- Exercise goal
Return the data exactly, with all pictures removed.

- Records to use
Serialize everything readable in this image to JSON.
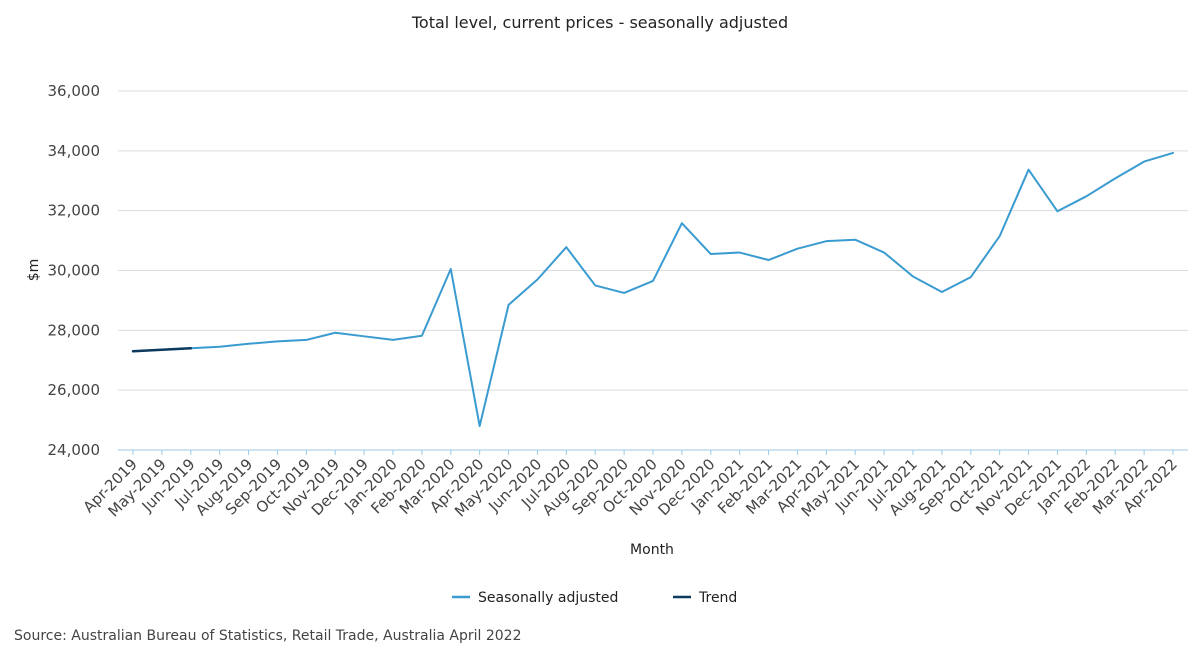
{
  "chart_data": {
    "type": "line",
    "title": "Total level, current prices - seasonally adjusted",
    "xlabel": "Month",
    "ylabel": "$m",
    "ylim": [
      24000,
      36000
    ],
    "yticks": [
      24000,
      26000,
      28000,
      30000,
      32000,
      34000,
      36000
    ],
    "ytick_labels": [
      "24,000",
      "26,000",
      "28,000",
      "30,000",
      "32,000",
      "34,000",
      "36,000"
    ],
    "grid": true,
    "legend_position": "bottom",
    "categories": [
      "Apr-2019",
      "May-2019",
      "Jun-2019",
      "Jul-2019",
      "Aug-2019",
      "Sep-2019",
      "Oct-2019",
      "Nov-2019",
      "Dec-2019",
      "Jan-2020",
      "Feb-2020",
      "Mar-2020",
      "Apr-2020",
      "May-2020",
      "Jun-2020",
      "Jul-2020",
      "Aug-2020",
      "Sep-2020",
      "Oct-2020",
      "Nov-2020",
      "Dec-2020",
      "Jan-2021",
      "Feb-2021",
      "Mar-2021",
      "Apr-2021",
      "May-2021",
      "Jun-2021",
      "Jul-2021",
      "Aug-2021",
      "Sep-2021",
      "Oct-2021",
      "Nov-2021",
      "Dec-2021",
      "Jan-2022",
      "Feb-2022",
      "Mar-2022",
      "Apr-2022"
    ],
    "series": [
      {
        "name": "Seasonally adjusted",
        "color": "#3a9bd0",
        "values": [
          27300,
          27350,
          27400,
          27450,
          27550,
          27630,
          27680,
          27920,
          27800,
          27680,
          27820,
          30050,
          24800,
          28850,
          29700,
          30780,
          29500,
          29250,
          29650,
          31580,
          30550,
          30600,
          30350,
          30730,
          30980,
          31030,
          30600,
          29800,
          29280,
          29780,
          31150,
          33370,
          31980,
          32480,
          33080,
          33640,
          33930
        ]
      },
      {
        "name": "Trend",
        "color": "#0b3a5e",
        "values": [
          27300,
          27350,
          27400,
          null,
          null,
          null,
          null,
          null,
          null,
          null,
          null,
          null,
          null,
          null,
          null,
          null,
          null,
          null,
          null,
          null,
          null,
          null,
          null,
          null,
          null,
          null,
          null,
          null,
          null,
          null,
          null,
          null,
          null,
          null,
          null,
          null,
          null
        ]
      }
    ]
  },
  "source": "Source: Australian Bureau of Statistics, Retail Trade, Australia April 2022"
}
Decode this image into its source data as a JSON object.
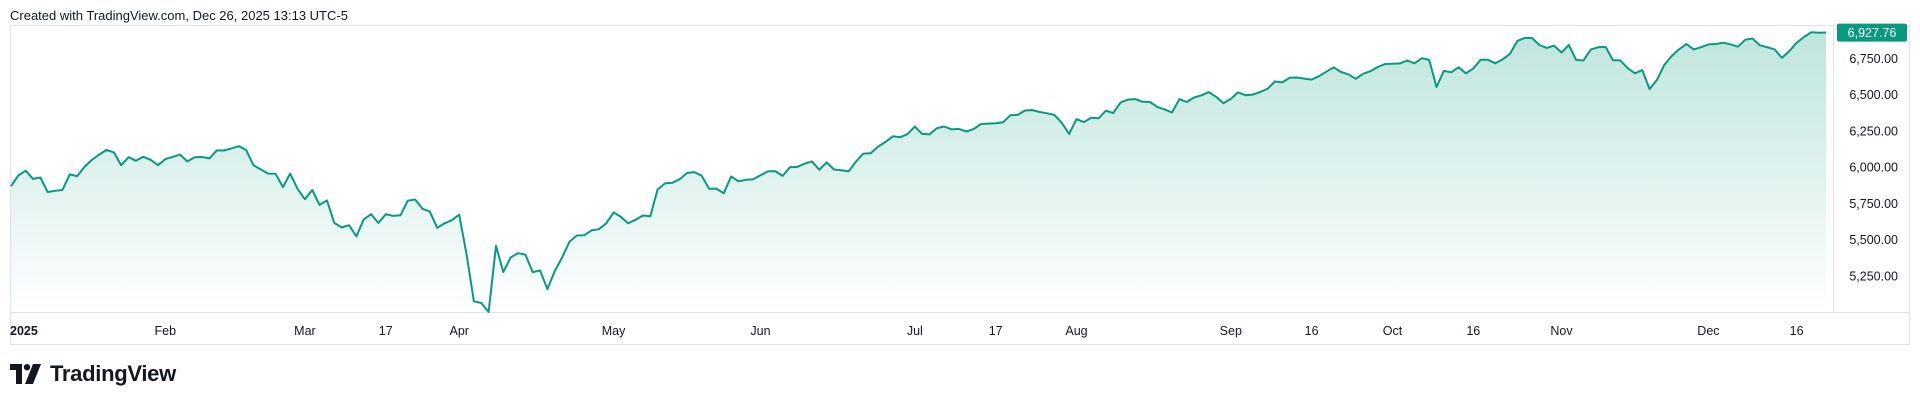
{
  "caption": "Created with TradingView.com, Dec 26, 2025 13:13 UTC-5",
  "brand": {
    "name": "TradingView"
  },
  "colors": {
    "line": "#089981",
    "fill_top": "#bfe5dd",
    "fill_bottom": "#ffffff",
    "label_bg": "#089981",
    "border": "#e0e3eb"
  },
  "chart_data": {
    "type": "area",
    "title": "",
    "xlabel": "",
    "ylabel": "",
    "ylim": [
      5000,
      6980
    ],
    "y_ticks": [
      {
        "value": 5250,
        "label": "5,250.00"
      },
      {
        "value": 5500,
        "label": "5,500.00"
      },
      {
        "value": 5750,
        "label": "5,750.00"
      },
      {
        "value": 6000,
        "label": "6,000.00"
      },
      {
        "value": 6250,
        "label": "6,250.00"
      },
      {
        "value": 6500,
        "label": "6,500.00"
      },
      {
        "value": 6750,
        "label": "6,750.00"
      }
    ],
    "x_ticks": [
      {
        "i": 0,
        "label": "2025",
        "bold": true
      },
      {
        "i": 21,
        "label": "Feb"
      },
      {
        "i": 40,
        "label": "Mar"
      },
      {
        "i": 51,
        "label": "17"
      },
      {
        "i": 61,
        "label": "Apr"
      },
      {
        "i": 82,
        "label": "May"
      },
      {
        "i": 102,
        "label": "Jun"
      },
      {
        "i": 123,
        "label": "Jul"
      },
      {
        "i": 134,
        "label": "17"
      },
      {
        "i": 145,
        "label": "Aug"
      },
      {
        "i": 166,
        "label": "Sep"
      },
      {
        "i": 177,
        "label": "16"
      },
      {
        "i": 188,
        "label": "Oct"
      },
      {
        "i": 199,
        "label": "16"
      },
      {
        "i": 211,
        "label": "Nov"
      },
      {
        "i": 231,
        "label": "Dec"
      },
      {
        "i": 243,
        "label": "16"
      }
    ],
    "last_value": {
      "value": 6927.76,
      "label": "6,927.76"
    },
    "series": [
      {
        "values": [
          5868,
          5942,
          5975,
          5918,
          5928,
          5828,
          5836,
          5842,
          5949,
          5937,
          6001,
          6049,
          6086,
          6118,
          6101,
          6013,
          6068,
          6044,
          6071,
          6050,
          6013,
          6055,
          6070,
          6086,
          6039,
          6068,
          6069,
          6060,
          6115,
          6114,
          6129,
          6144,
          6118,
          6013,
          5983,
          5955,
          5954,
          5862,
          5955,
          5849,
          5778,
          5842,
          5739,
          5770,
          5615,
          5583,
          5599,
          5522,
          5639,
          5675,
          5614,
          5675,
          5663,
          5667,
          5768,
          5776,
          5712,
          5693,
          5581,
          5611,
          5633,
          5671,
          5396,
          5074,
          5062,
          5000,
          5457,
          5275,
          5376,
          5406,
          5396,
          5275,
          5287,
          5158,
          5283,
          5376,
          5485,
          5528,
          5529,
          5563,
          5571,
          5612,
          5687,
          5656,
          5611,
          5637,
          5666,
          5660,
          5845,
          5887,
          5891,
          5916,
          5959,
          5965,
          5940,
          5850,
          5851,
          5819,
          5935,
          5902,
          5912,
          5916,
          5943,
          5970,
          5972,
          5939,
          5998,
          6001,
          6023,
          6039,
          5981,
          6033,
          5983,
          5978,
          5971,
          6038,
          6093,
          6095,
          6141,
          6173,
          6212,
          6205,
          6227,
          6279,
          6229,
          6225,
          6268,
          6280,
          6260,
          6263,
          6245,
          6262,
          6297,
          6300,
          6302,
          6309,
          6358,
          6360,
          6390,
          6393,
          6380,
          6371,
          6360,
          6305,
          6229,
          6330,
          6310,
          6340,
          6336,
          6389,
          6373,
          6445,
          6465,
          6469,
          6450,
          6449,
          6415,
          6398,
          6376,
          6468,
          6449,
          6480,
          6495,
          6517,
          6485,
          6440,
          6470,
          6515,
          6496,
          6500,
          6518,
          6540,
          6590,
          6584,
          6616,
          6618,
          6610,
          6603,
          6627,
          6658,
          6688,
          6656,
          6640,
          6609,
          6643,
          6661,
          6690,
          6711,
          6712,
          6715,
          6735,
          6716,
          6751,
          6739,
          6552,
          6664,
          6654,
          6688,
          6647,
          6680,
          6740,
          6740,
          6716,
          6743,
          6781,
          6870,
          6891,
          6890,
          6841,
          6822,
          6838,
          6790,
          6842,
          6739,
          6735,
          6812,
          6826,
          6829,
          6738,
          6736,
          6683,
          6647,
          6669,
          6538,
          6602,
          6705,
          6766,
          6812,
          6849,
          6812,
          6827,
          6846,
          6849,
          6858,
          6847,
          6830,
          6878,
          6887,
          6840,
          6827,
          6812,
          6753,
          6800,
          6857,
          6897,
          6930,
          6927,
          6928
        ]
      }
    ]
  }
}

- Task response
Serialize everything readable in this image to JSON.
{
  "chart_data": {
    "type": "line",
    "title": "Total level, current prices - seasonally adjusted",
    "xlabel": "Month",
    "ylabel": "$m",
    "ylim": [
      24000,
      36000
    ],
    "yticks": [
      24000,
      26000,
      28000,
      30000,
      32000,
      34000,
      36000
    ],
    "ytick_labels": [
      "24,000",
      "26,000",
      "28,000",
      "30,000",
      "32,000",
      "34,000",
      "36,000"
    ],
    "grid": true,
    "legend_position": "bottom",
    "categories": [
      "Apr-2019",
      "May-2019",
      "Jun-2019",
      "Jul-2019",
      "Aug-2019",
      "Sep-2019",
      "Oct-2019",
      "Nov-2019",
      "Dec-2019",
      "Jan-2020",
      "Feb-2020",
      "Mar-2020",
      "Apr-2020",
      "May-2020",
      "Jun-2020",
      "Jul-2020",
      "Aug-2020",
      "Sep-2020",
      "Oct-2020",
      "Nov-2020",
      "Dec-2020",
      "Jan-2021",
      "Feb-2021",
      "Mar-2021",
      "Apr-2021",
      "May-2021",
      "Jun-2021",
      "Jul-2021",
      "Aug-2021",
      "Sep-2021",
      "Oct-2021",
      "Nov-2021",
      "Dec-2021",
      "Jan-2022",
      "Feb-2022",
      "Mar-2022",
      "Apr-2022"
    ],
    "series": [
      {
        "name": "Seasonally adjusted",
        "color": "#3a9bd0",
        "values": [
          27300,
          27350,
          27400,
          27450,
          27550,
          27630,
          27680,
          27920,
          27800,
          27680,
          27820,
          30050,
          24800,
          28850,
          29700,
          30780,
          29500,
          29250,
          29650,
          31580,
          30550,
          30600,
          30350,
          30730,
          30980,
          31030,
          30600,
          29800,
          29280,
          29780,
          31150,
          33370,
          31980,
          32480,
          33080,
          33640,
          33930
        ]
      },
      {
        "name": "Trend",
        "color": "#0b3a5e",
        "values": [
          27300,
          27350,
          27400,
          null,
          null,
          null,
          null,
          null,
          null,
          null,
          null,
          null,
          null,
          null,
          null,
          null,
          null,
          null,
          null,
          null,
          null,
          null,
          null,
          null,
          null,
          null,
          null,
          null,
          null,
          null,
          null,
          null,
          null,
          null,
          null,
          null,
          null
        ]
      }
    ]
  },
  "source": "Source: Australian Bureau of Statistics, Retail Trade, Australia April 2022"
}
Decode this image into its source data as a JSON object.
{
  "caption": "Created with TradingView.com, Dec 26, 2025 13:13 UTC-5",
  "brand": {
    "name": "TradingView"
  },
  "colors": {
    "line": "#089981",
    "fill_top": "#bfe5dd",
    "fill_bottom": "#ffffff",
    "label_bg": "#089981",
    "border": "#e0e3eb"
  },
  "chart_data": {
    "type": "area",
    "title": "",
    "xlabel": "",
    "ylabel": "",
    "ylim": [
      5000,
      6980
    ],
    "y_ticks": [
      {
        "value": 5250,
        "label": "5,250.00"
      },
      {
        "value": 5500,
        "label": "5,500.00"
      },
      {
        "value": 5750,
        "label": "5,750.00"
      },
      {
        "value": 6000,
        "label": "6,000.00"
      },
      {
        "value": 6250,
        "label": "6,250.00"
      },
      {
        "value": 6500,
        "label": "6,500.00"
      },
      {
        "value": 6750,
        "label": "6,750.00"
      }
    ],
    "x_ticks": [
      {
        "i": 0,
        "label": "2025",
        "bold": true
      },
      {
        "i": 21,
        "label": "Feb"
      },
      {
        "i": 40,
        "label": "Mar"
      },
      {
        "i": 51,
        "label": "17"
      },
      {
        "i": 61,
        "label": "Apr"
      },
      {
        "i": 82,
        "label": "May"
      },
      {
        "i": 102,
        "label": "Jun"
      },
      {
        "i": 123,
        "label": "Jul"
      },
      {
        "i": 134,
        "label": "17"
      },
      {
        "i": 145,
        "label": "Aug"
      },
      {
        "i": 166,
        "label": "Sep"
      },
      {
        "i": 177,
        "label": "16"
      },
      {
        "i": 188,
        "label": "Oct"
      },
      {
        "i": 199,
        "label": "16"
      },
      {
        "i": 211,
        "label": "Nov"
      },
      {
        "i": 231,
        "label": "Dec"
      },
      {
        "i": 243,
        "label": "16"
      }
    ],
    "last_value": {
      "value": 6927.76,
      "label": "6,927.76"
    },
    "series": [
      {
        "values": [
          5868,
          5942,
          5975,
          5918,
          5928,
          5828,
          5836,
          5842,
          5949,
          5937,
          6001,
          6049,
          6086,
          6118,
          6101,
          6013,
          6068,
          6044,
          6071,
          6050,
          6013,
          6055,
          6070,
          6086,
          6039,
          6068,
          6069,
          6060,
          6115,
          6114,
          6129,
          6144,
          6118,
          6013,
          5983,
          5955,
          5954,
          5862,
          5955,
          5849,
          5778,
          5842,
          5739,
          5770,
          5615,
          5583,
          5599,
          5522,
          5639,
          5675,
          5614,
          5675,
          5663,
          5667,
          5768,
          5776,
          5712,
          5693,
          5581,
          5611,
          5633,
          5671,
          5396,
          5074,
          5062,
          5000,
          5457,
          5275,
          5376,
          5406,
          5396,
          5275,
          5287,
          5158,
          5283,
          5376,
          5485,
          5528,
          5529,
          5563,
          5571,
          5612,
          5687,
          5656,
          5611,
          5637,
          5666,
          5660,
          5845,
          5887,
          5891,
          5916,
          5959,
          5965,
          5940,
          5850,
          5851,
          5819,
          5935,
          5902,
          5912,
          5916,
          5943,
          5970,
          5972,
          5939,
          5998,
          6001,
          6023,
          6039,
          5981,
          6033,
          5983,
          5978,
          5971,
          6038,
          6093,
          6095,
          6141,
          6173,
          6212,
          6205,
          6227,
          6279,
          6229,
          6225,
          6268,
          6280,
          6260,
          6263,
          6245,
          6262,
          6297,
          6300,
          6302,
          6309,
          6358,
          6360,
          6390,
          6393,
          6380,
          6371,
          6360,
          6305,
          6229,
          6330,
          6310,
          6340,
          6336,
          6389,
          6373,
          6445,
          6465,
          6469,
          6450,
          6449,
          6415,
          6398,
          6376,
          6468,
          6449,
          6480,
          6495,
          6517,
          6485,
          6440,
          6470,
          6515,
          6496,
          6500,
          6518,
          6540,
          6590,
          6584,
          6616,
          6618,
          6610,
          6603,
          6627,
          6658,
          6688,
          6656,
          6640,
          6609,
          6643,
          6661,
          6690,
          6711,
          6712,
          6715,
          6735,
          6716,
          6751,
          6739,
          6552,
          6664,
          6654,
          6688,
          6647,
          6680,
          6740,
          6740,
          6716,
          6743,
          6781,
          6870,
          6891,
          6890,
          6841,
          6822,
          6838,
          6790,
          6842,
          6739,
          6735,
          6812,
          6826,
          6829,
          6738,
          6736,
          6683,
          6647,
          6669,
          6538,
          6602,
          6705,
          6766,
          6812,
          6849,
          6812,
          6827,
          6846,
          6849,
          6858,
          6847,
          6830,
          6878,
          6887,
          6840,
          6827,
          6812,
          6753,
          6800,
          6857,
          6897,
          6930,
          6927,
          6928
        ]
      }
    ]
  }
}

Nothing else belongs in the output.